Items from a figure collection:
= = = =
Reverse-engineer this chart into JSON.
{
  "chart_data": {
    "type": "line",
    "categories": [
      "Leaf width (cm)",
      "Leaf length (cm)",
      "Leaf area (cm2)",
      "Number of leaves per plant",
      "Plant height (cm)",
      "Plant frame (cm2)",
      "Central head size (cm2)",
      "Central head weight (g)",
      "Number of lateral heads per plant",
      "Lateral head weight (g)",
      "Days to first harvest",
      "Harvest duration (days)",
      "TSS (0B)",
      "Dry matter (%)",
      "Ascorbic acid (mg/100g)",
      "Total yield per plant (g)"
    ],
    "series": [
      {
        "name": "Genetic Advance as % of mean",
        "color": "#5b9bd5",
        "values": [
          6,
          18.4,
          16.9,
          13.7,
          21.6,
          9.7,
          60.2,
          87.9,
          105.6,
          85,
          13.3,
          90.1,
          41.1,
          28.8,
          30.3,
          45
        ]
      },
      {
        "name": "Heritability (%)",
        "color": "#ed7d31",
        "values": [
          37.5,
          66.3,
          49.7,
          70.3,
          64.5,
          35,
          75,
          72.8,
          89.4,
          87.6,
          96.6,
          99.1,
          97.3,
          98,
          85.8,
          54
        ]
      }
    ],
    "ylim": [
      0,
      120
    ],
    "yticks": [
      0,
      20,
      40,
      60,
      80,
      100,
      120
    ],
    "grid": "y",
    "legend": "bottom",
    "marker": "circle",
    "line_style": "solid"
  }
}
= = = =
**YOUR GOAL**
Repeat every line of the records above exactly.

**EXERCISE ANSWER**
Reverse-engineer this chart into JSON.
{
  "chart_data": {
    "type": "line",
    "categories": [
      "Leaf width (cm)",
      "Leaf length (cm)",
      "Leaf area (cm2)",
      "Number of leaves per plant",
      "Plant height (cm)",
      "Plant frame (cm2)",
      "Central head size (cm2)",
      "Central head weight (g)",
      "Number of lateral heads per plant",
      "Lateral head weight (g)",
      "Days to first harvest",
      "Harvest duration (days)",
      "TSS (0B)",
      "Dry matter (%)",
      "Ascorbic acid (mg/100g)",
      "Total yield per plant (g)"
    ],
    "series": [
      {
        "name": "Genetic Advance as % of mean",
        "color": "#5b9bd5",
        "values": [
          6,
          18.4,
          16.9,
          13.7,
          21.6,
          9.7,
          60.2,
          87.9,
          105.6,
          85,
          13.3,
          90.1,
          41.1,
          28.8,
          30.3,
          45
        ]
      },
      {
        "name": "Heritability (%)",
        "color": "#ed7d31",
        "values": [
          37.5,
          66.3,
          49.7,
          70.3,
          64.5,
          35,
          75,
          72.8,
          89.4,
          87.6,
          96.6,
          99.1,
          97.3,
          98,
          85.8,
          54
        ]
      }
    ],
    "ylim": [
      0,
      120
    ],
    "yticks": [
      0,
      20,
      40,
      60,
      80,
      100,
      120
    ],
    "grid": "y",
    "legend": "bottom",
    "marker": "circle",
    "line_style": "solid"
  }
}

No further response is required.